## PROBLEM REQUIREMENTS
Every line that contains the word "룩맨알이넷의" should be copied out.

## DATA FOR THE TASK
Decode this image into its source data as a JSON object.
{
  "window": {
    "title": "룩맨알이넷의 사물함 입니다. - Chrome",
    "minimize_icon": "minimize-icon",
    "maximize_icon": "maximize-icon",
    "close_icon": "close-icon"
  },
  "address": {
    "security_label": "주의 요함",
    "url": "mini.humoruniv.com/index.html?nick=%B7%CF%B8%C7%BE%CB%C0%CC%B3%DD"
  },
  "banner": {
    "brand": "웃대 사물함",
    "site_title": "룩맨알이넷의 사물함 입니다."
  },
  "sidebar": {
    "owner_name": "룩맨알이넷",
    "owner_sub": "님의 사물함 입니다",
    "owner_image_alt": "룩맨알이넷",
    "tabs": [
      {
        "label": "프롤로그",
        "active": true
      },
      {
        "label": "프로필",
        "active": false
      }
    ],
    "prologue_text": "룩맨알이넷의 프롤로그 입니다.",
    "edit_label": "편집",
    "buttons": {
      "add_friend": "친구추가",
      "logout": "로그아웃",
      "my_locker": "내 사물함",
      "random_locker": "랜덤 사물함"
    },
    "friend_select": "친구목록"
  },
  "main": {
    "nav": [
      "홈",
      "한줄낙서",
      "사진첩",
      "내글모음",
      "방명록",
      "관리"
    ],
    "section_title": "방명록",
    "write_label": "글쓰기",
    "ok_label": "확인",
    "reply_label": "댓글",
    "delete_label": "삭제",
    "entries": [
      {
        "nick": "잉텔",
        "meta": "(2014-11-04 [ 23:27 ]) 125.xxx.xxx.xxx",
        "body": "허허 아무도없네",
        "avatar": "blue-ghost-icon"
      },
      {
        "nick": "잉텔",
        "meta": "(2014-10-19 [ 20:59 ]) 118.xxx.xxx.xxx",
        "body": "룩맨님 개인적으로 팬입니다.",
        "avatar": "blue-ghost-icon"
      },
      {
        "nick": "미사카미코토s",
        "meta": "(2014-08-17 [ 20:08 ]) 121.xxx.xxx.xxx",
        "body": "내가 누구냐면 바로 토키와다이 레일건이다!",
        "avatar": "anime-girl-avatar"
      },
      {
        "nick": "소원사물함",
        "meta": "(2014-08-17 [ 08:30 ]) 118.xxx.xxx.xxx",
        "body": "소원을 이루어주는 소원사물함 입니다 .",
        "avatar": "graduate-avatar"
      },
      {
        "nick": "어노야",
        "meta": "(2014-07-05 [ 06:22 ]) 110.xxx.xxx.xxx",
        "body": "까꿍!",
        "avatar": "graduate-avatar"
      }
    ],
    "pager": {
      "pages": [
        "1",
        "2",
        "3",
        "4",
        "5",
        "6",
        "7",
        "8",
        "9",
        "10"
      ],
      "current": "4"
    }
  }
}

## RESPONSE
    "title": "룩맨알이넷의 사물함 입니다. - Chrome",
    "site_title": "룩맨알이넷의 사물함 입니다."
    "prologue_text": "룩맨알이넷의 프롤로그 입니다.",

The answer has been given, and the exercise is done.